_Your instructions_. Wherever the word "bahwa" turns up in a line of the entries, copy that line.

_Data to process_.
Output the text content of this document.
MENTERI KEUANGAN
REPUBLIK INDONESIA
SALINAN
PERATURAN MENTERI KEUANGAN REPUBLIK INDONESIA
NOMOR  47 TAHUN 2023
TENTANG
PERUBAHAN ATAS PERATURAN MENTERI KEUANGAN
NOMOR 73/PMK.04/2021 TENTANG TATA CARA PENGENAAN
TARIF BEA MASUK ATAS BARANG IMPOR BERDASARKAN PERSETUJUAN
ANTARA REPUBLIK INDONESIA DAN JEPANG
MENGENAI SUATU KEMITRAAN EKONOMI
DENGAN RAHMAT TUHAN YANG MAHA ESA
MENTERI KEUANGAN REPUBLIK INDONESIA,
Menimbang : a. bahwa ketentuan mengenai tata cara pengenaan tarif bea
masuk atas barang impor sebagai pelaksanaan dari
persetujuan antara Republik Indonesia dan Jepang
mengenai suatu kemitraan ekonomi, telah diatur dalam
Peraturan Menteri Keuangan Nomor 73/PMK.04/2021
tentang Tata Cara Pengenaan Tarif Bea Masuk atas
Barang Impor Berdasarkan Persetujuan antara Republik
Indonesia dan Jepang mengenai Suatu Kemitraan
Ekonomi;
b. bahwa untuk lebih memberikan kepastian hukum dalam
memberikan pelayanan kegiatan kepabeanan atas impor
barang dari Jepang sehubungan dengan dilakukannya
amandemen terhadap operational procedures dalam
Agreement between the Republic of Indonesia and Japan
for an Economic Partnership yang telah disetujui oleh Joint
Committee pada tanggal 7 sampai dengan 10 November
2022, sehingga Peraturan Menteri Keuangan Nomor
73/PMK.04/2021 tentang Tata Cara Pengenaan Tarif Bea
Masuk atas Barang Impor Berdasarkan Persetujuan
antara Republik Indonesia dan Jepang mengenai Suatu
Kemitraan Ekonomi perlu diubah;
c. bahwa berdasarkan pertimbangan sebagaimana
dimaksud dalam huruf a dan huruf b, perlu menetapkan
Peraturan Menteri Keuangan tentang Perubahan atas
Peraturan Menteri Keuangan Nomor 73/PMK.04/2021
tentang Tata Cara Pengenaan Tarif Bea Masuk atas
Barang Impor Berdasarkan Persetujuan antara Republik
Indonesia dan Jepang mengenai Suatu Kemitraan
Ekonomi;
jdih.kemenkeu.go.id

_Reply to the task_.
Menimbang : a. bahwa ketentuan mengenai tata cara pengenaan tarif bea
b. bahwa untuk lebih memberikan kepastian hukum dalam
c. bahwa berdasarkan pertimbangan sebagaimana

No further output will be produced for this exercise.